Dataset items
▶

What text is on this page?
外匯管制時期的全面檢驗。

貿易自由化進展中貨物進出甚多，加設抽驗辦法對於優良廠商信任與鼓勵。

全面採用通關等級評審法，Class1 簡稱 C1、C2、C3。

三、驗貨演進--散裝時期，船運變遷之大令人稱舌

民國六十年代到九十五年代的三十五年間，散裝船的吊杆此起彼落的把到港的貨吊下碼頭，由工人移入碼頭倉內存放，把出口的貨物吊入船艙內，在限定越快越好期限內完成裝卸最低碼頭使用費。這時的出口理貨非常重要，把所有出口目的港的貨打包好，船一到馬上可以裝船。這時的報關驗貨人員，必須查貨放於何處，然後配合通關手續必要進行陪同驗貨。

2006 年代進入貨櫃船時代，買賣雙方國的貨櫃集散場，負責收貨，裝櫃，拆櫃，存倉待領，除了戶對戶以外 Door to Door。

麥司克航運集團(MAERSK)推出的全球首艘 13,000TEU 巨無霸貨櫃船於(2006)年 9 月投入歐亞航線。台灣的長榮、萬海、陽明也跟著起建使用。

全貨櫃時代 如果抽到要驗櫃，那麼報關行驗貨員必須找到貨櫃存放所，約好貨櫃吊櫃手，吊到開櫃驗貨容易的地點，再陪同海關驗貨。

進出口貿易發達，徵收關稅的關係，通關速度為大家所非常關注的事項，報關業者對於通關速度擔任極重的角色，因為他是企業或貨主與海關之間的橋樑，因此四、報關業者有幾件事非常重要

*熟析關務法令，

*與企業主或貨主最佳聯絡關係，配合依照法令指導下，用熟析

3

◀

**SET EXERCISE**
Please set down all the data word for word.

**TASK RESULT**
What text is on this page?
外匯管制時期的全面檢驗。

貿易自由化進展中貨物進出甚多，加設抽驗辦法對於優良廠商信任與鼓勵。

全面採用通關等級評審法，Class1 簡稱 C1、C2、C3。

三、驗貨演進--散裝時期，船運變遷之大令人稱舌

民國六十年代到九十五年代的三十五年間，散裝船的吊杆此起彼落的把到港的貨吊下碼頭，由工人移入碼頭倉內存放，把出口的貨物吊入船艙內，在限定越快越好期限內完成裝卸最低碼頭使用費。這時的出口理貨非常重要，把所有出口目的港的貨打包好，船一到馬上可以裝船。這時的報關驗貨人員，必須查貨放於何處，然後配合通關手續必要進行陪同驗貨。

2006 年代進入貨櫃船時代，買賣雙方國的貨櫃集散場，負責收貨，裝櫃，拆櫃，存倉待領，除了戶對戶以外 Door to Door。

麥司克航運集團(MAERSK)推出的全球首艘 13,000TEU 巨無霸貨櫃船於(2006)年 9 月投入歐亞航線。台灣的長榮、萬海、陽明也跟著起建使用。

全貨櫃時代 如果抽到要驗櫃，那麼報關行驗貨員必須找到貨櫃存放所，約好貨櫃吊櫃手，吊到開櫃驗貨容易的地點，再陪同海關驗貨。

進出口貿易發達，徵收關稅的關係，通關速度為大家所非常關注的事項，報關業者對於通關速度擔任極重的角色，因為他是企業或貨主與海關之間的橋樑，因此四、報關業者有幾件事非常重要

*熟析關務法令，

*與企業主或貨主最佳聯絡關係，配合依照法令指導下，用熟析

3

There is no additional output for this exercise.